**WRITTEN REQUEST:** Reproduce each of the following entries line for line, with no changes.

**Some entries:**
____________
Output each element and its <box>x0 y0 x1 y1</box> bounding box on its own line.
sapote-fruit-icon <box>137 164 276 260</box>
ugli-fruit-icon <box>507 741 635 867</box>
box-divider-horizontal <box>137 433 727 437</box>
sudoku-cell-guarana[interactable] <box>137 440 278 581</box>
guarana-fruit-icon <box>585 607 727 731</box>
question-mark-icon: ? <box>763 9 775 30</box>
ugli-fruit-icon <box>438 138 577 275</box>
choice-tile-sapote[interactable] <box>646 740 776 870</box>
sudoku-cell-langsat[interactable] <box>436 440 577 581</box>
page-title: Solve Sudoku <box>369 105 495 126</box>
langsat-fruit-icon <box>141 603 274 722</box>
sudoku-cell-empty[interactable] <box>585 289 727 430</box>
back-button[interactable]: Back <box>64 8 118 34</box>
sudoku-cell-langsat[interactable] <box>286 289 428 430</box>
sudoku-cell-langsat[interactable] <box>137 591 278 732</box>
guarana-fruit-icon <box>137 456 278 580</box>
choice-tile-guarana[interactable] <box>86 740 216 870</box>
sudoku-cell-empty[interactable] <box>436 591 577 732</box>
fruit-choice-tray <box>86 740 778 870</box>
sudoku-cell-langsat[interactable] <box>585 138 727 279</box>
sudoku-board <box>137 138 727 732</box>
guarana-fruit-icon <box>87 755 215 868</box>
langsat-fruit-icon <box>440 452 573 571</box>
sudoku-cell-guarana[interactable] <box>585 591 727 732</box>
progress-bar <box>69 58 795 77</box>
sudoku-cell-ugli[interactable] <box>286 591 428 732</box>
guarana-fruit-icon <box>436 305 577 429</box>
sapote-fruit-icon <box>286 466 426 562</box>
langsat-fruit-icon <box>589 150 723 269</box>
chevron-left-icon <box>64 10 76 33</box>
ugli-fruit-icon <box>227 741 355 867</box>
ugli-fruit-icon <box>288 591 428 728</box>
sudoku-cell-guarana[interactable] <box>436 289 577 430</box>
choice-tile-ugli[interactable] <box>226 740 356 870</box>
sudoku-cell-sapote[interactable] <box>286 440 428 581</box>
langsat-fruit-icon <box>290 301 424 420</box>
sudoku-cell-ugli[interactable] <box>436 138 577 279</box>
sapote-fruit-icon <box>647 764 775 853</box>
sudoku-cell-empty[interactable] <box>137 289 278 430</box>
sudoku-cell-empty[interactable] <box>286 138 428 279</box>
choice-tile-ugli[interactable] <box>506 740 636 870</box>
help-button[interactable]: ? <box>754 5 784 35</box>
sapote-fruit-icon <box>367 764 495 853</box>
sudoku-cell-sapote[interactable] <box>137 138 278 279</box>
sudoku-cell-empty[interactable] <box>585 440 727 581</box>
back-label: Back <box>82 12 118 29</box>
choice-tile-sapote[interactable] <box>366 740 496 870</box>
____________
**FINAL RESULT:**
Output each element and its <box>x0 y0 x1 y1</box> bounding box on its own line.
sapote-fruit-icon <box>137 164 276 260</box>
ugli-fruit-icon <box>507 741 635 867</box>
box-divider-horizontal <box>137 433 727 437</box>
sudoku-cell-guarana[interactable] <box>137 440 278 581</box>
guarana-fruit-icon <box>585 607 727 731</box>
question-mark-icon: ? <box>763 9 775 30</box>
ugli-fruit-icon <box>438 138 577 275</box>
choice-tile-sapote[interactable] <box>646 740 776 870</box>
sudoku-cell-langsat[interactable] <box>436 440 577 581</box>
page-title: Solve Sudoku <box>369 105 495 126</box>
langsat-fruit-icon <box>141 603 274 722</box>
sudoku-cell-empty[interactable] <box>585 289 727 430</box>
back-button[interactable]: Back <box>64 8 118 34</box>
sudoku-cell-langsat[interactable] <box>286 289 428 430</box>
sudoku-cell-langsat[interactable] <box>137 591 278 732</box>
guarana-fruit-icon <box>137 456 278 580</box>
choice-tile-guarana[interactable] <box>86 740 216 870</box>
sudoku-cell-empty[interactable] <box>436 591 577 732</box>
fruit-choice-tray <box>86 740 778 870</box>
sudoku-cell-langsat[interactable] <box>585 138 727 279</box>
sudoku-board <box>137 138 727 732</box>
guarana-fruit-icon <box>87 755 215 868</box>
langsat-fruit-icon <box>440 452 573 571</box>
sudoku-cell-guarana[interactable] <box>585 591 727 732</box>
progress-bar <box>69 58 795 77</box>
sudoku-cell-ugli[interactable] <box>286 591 428 732</box>
guarana-fruit-icon <box>436 305 577 429</box>
sapote-fruit-icon <box>286 466 426 562</box>
langsat-fruit-icon <box>589 150 723 269</box>
chevron-left-icon <box>64 10 76 33</box>
ugli-fruit-icon <box>227 741 355 867</box>
ugli-fruit-icon <box>288 591 428 728</box>
sudoku-cell-guarana[interactable] <box>436 289 577 430</box>
choice-tile-ugli[interactable] <box>226 740 356 870</box>
sudoku-cell-sapote[interactable] <box>286 440 428 581</box>
langsat-fruit-icon <box>290 301 424 420</box>
sudoku-cell-ugli[interactable] <box>436 138 577 279</box>
sapote-fruit-icon <box>647 764 775 853</box>
sudoku-cell-empty[interactable] <box>137 289 278 430</box>
sudoku-cell-empty[interactable] <box>286 138 428 279</box>
choice-tile-ugli[interactable] <box>506 740 636 870</box>
help-button[interactable]: ? <box>754 5 784 35</box>
sapote-fruit-icon <box>367 764 495 853</box>
sudoku-cell-sapote[interactable] <box>137 138 278 279</box>
sudoku-cell-empty[interactable] <box>585 440 727 581</box>
back-label: Back <box>82 12 118 29</box>
choice-tile-sapote[interactable] <box>366 740 496 870</box>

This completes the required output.